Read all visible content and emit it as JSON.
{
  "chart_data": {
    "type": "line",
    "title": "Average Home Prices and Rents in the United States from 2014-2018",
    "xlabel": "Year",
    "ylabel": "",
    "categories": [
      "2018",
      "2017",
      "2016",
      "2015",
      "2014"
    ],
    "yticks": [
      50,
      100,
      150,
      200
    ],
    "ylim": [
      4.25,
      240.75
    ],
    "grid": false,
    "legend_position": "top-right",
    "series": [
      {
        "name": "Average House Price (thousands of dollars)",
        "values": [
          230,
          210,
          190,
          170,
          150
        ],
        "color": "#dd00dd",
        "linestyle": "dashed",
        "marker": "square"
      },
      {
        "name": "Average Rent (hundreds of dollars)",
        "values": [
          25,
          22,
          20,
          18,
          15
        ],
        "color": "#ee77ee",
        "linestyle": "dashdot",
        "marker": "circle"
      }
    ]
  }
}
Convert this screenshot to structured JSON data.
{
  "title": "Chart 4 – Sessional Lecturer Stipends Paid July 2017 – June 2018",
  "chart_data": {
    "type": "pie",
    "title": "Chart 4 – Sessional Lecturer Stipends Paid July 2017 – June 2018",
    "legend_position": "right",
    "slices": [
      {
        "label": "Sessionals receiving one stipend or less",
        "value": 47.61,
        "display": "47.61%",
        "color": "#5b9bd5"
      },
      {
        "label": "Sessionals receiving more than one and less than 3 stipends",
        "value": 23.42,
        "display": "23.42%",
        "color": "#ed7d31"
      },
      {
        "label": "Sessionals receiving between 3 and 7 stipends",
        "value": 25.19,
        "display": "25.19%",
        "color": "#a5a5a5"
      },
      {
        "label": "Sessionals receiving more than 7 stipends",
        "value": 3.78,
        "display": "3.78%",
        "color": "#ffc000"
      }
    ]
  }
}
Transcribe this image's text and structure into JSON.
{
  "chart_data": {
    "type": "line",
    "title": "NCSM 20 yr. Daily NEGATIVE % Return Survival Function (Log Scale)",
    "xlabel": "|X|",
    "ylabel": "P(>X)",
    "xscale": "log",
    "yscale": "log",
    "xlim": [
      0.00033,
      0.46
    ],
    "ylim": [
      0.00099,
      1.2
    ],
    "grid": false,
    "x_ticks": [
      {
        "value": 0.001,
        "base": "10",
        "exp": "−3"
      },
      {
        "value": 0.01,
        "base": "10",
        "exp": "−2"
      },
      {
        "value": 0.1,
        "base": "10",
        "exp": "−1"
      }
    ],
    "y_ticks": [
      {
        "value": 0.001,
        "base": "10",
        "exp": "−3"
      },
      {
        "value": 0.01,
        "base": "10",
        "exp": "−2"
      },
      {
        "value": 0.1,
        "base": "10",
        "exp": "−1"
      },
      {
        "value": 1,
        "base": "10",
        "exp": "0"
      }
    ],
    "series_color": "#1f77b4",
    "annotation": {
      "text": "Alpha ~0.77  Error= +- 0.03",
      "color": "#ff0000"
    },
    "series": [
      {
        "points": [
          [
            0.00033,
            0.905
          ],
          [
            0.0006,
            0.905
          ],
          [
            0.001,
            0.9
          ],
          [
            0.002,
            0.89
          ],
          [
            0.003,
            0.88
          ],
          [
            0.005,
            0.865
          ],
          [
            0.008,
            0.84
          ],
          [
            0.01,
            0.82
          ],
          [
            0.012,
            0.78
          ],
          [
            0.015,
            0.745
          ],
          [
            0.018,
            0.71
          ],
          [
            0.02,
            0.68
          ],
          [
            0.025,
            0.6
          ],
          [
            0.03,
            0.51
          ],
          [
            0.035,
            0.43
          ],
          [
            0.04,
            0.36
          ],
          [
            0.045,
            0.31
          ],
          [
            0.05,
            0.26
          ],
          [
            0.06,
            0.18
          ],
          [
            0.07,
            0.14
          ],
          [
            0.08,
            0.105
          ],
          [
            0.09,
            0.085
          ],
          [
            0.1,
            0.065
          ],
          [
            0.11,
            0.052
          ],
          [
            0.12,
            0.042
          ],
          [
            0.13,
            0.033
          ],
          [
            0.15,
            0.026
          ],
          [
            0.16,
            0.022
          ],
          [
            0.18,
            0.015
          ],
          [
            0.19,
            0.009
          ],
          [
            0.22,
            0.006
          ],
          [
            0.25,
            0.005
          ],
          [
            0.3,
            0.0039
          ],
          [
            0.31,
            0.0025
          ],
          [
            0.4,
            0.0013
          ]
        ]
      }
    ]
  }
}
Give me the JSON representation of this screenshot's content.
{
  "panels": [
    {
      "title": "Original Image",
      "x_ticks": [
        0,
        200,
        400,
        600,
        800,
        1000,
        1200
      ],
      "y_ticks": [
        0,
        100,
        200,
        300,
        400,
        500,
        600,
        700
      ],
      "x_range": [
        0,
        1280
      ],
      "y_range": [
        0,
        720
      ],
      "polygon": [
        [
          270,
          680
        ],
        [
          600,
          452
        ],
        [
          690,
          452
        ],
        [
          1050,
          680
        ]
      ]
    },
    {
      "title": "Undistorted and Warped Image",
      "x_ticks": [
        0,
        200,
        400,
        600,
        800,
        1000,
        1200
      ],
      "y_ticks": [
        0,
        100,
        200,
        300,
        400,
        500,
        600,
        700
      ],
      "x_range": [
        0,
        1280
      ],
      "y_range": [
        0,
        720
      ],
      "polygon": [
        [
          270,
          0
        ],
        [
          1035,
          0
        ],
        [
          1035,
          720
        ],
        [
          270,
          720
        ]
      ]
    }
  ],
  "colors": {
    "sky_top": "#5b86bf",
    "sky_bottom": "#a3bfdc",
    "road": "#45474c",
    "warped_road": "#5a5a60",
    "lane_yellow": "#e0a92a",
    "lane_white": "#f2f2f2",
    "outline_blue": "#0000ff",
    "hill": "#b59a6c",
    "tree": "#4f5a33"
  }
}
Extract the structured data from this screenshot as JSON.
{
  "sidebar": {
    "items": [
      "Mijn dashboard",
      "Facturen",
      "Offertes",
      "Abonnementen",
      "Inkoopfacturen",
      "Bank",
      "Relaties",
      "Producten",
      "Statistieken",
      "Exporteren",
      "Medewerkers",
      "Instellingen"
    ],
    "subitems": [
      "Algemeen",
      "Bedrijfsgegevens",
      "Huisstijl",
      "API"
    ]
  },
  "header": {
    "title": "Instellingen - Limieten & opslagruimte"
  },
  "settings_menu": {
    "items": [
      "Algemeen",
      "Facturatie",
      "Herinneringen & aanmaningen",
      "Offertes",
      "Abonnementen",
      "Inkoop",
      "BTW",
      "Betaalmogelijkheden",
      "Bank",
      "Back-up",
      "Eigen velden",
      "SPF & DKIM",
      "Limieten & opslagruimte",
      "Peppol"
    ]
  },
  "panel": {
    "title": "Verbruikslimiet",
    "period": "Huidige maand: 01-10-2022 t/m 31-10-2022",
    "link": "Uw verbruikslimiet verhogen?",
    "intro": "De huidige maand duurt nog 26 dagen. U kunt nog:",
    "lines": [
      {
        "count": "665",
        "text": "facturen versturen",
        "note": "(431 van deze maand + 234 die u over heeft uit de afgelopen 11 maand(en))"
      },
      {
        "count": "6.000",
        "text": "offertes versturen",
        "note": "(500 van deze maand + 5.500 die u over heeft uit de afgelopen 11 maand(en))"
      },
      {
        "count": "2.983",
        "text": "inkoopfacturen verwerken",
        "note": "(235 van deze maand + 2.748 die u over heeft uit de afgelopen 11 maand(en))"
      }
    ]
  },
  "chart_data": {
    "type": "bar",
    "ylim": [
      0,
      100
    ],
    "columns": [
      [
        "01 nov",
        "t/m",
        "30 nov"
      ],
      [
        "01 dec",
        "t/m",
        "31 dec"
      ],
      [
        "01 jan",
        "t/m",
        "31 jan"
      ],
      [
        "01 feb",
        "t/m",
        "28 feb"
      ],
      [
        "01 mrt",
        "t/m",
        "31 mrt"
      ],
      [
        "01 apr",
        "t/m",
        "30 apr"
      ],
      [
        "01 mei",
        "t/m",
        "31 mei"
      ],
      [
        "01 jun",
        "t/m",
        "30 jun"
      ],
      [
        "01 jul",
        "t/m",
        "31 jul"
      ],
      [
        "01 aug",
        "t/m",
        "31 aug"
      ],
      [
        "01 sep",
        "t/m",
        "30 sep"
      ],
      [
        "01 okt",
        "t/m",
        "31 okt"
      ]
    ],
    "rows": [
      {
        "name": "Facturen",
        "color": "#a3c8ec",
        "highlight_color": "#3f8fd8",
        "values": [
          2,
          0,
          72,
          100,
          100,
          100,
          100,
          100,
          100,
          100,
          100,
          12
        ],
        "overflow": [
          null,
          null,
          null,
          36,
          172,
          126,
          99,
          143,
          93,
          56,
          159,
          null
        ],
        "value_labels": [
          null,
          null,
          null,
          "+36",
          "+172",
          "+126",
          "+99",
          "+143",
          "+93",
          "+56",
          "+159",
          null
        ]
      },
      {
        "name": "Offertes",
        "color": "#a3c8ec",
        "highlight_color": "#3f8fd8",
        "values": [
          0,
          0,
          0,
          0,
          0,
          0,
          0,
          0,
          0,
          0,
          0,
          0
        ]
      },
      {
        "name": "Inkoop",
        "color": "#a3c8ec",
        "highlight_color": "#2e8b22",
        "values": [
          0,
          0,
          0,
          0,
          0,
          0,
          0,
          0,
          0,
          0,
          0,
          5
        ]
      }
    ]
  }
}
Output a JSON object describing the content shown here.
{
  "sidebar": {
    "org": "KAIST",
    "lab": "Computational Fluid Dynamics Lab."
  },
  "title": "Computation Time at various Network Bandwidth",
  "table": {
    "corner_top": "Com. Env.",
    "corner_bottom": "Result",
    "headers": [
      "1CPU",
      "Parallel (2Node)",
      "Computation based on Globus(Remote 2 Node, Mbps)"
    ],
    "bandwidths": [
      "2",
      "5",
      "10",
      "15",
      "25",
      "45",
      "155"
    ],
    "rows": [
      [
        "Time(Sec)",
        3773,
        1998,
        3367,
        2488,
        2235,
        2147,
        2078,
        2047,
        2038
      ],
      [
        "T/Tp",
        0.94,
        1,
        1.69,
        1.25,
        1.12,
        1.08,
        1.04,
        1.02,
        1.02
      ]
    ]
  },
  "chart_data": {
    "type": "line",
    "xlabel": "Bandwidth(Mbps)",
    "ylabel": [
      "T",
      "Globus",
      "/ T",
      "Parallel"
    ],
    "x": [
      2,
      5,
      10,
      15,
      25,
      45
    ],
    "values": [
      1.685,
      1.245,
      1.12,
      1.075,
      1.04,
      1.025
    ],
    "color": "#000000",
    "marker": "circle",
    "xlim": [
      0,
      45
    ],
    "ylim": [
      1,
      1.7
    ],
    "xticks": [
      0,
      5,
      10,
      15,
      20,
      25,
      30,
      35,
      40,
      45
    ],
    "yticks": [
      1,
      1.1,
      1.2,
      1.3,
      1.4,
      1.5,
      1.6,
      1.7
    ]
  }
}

■ THE EXERCISE
Extract every line containing the string "name" from the material.

■ OUTPUT OF THE TASK
        "name": "Average House Price (thousands of dollars)",
        "name": "Average Rent (hundreds of dollars)",
        "name": "Facturen",
        "name": "Offertes",
        "name": "Inkoop",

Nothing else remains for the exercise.